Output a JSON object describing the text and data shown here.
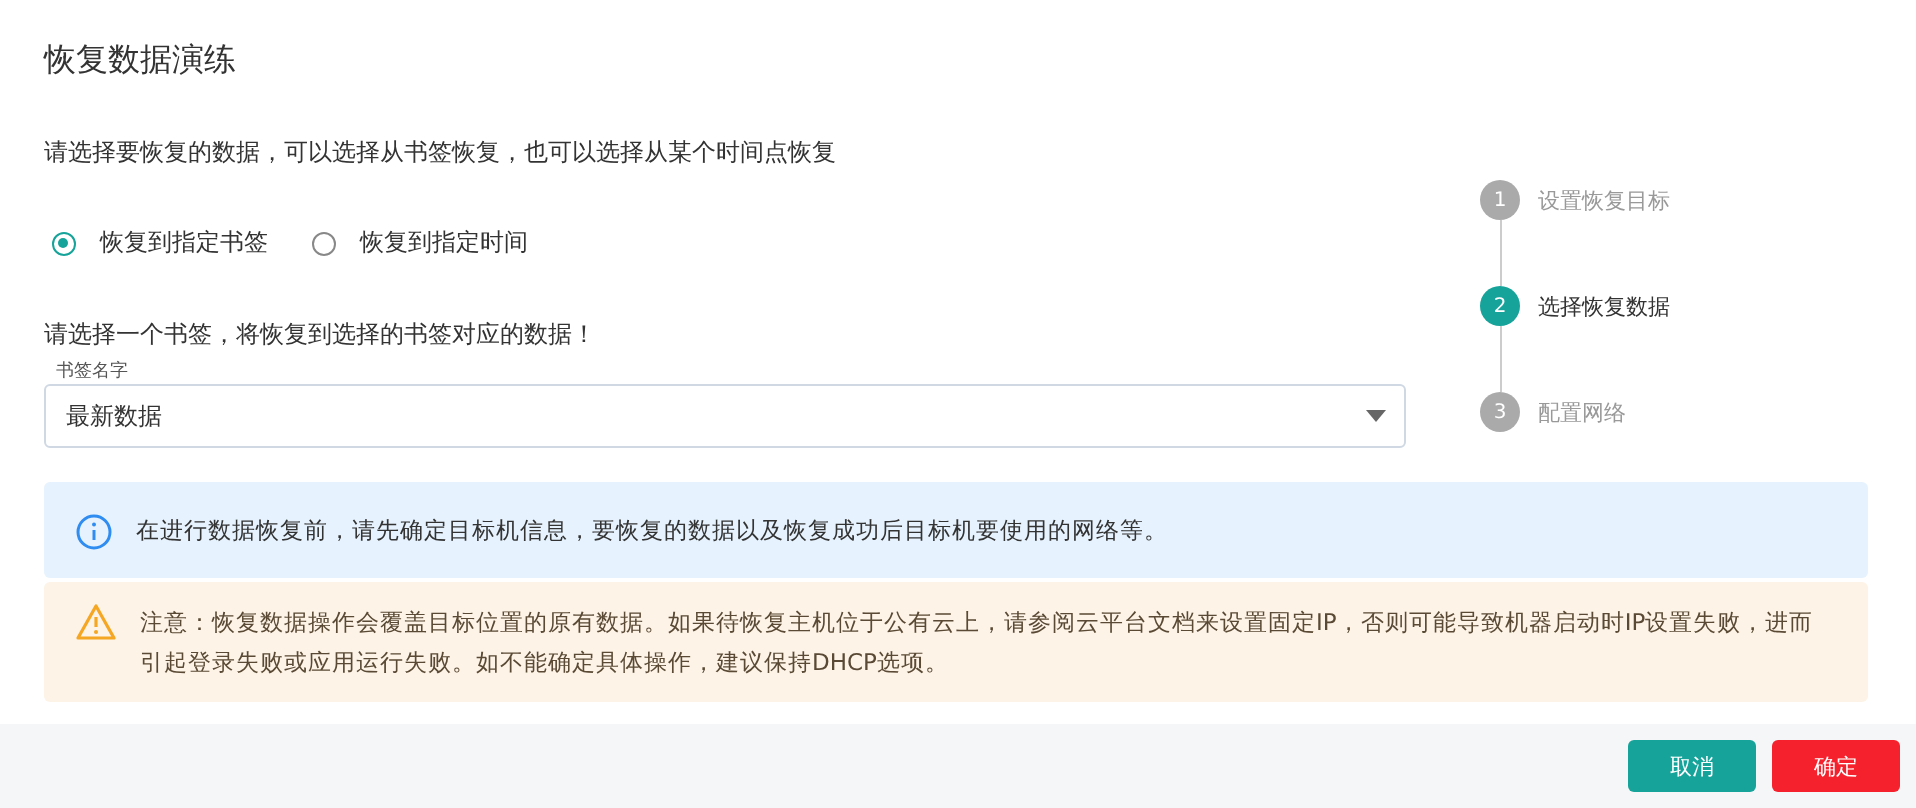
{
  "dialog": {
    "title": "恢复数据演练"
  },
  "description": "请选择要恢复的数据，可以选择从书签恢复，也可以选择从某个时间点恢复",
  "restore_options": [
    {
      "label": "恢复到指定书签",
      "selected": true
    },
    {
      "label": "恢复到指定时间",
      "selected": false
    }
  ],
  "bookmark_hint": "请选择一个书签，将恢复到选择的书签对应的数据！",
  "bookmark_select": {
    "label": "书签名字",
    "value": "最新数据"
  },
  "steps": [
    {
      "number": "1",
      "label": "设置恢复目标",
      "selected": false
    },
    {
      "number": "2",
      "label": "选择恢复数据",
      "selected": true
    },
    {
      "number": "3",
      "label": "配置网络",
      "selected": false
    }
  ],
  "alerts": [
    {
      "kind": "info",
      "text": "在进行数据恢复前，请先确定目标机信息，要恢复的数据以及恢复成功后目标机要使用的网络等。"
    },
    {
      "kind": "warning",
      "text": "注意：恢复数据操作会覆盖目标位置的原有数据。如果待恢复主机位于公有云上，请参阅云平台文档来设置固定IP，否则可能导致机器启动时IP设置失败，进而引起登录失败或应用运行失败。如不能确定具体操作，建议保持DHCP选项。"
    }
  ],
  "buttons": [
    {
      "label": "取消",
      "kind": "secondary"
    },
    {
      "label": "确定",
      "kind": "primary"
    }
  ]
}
☆ ☆ ☆ ☆
Stated task:
Return all lines containing "kind".

Solution to the exercise:
      "kind": "info",
      "kind": "warning",
      "kind": "secondary"
      "kind": "primary"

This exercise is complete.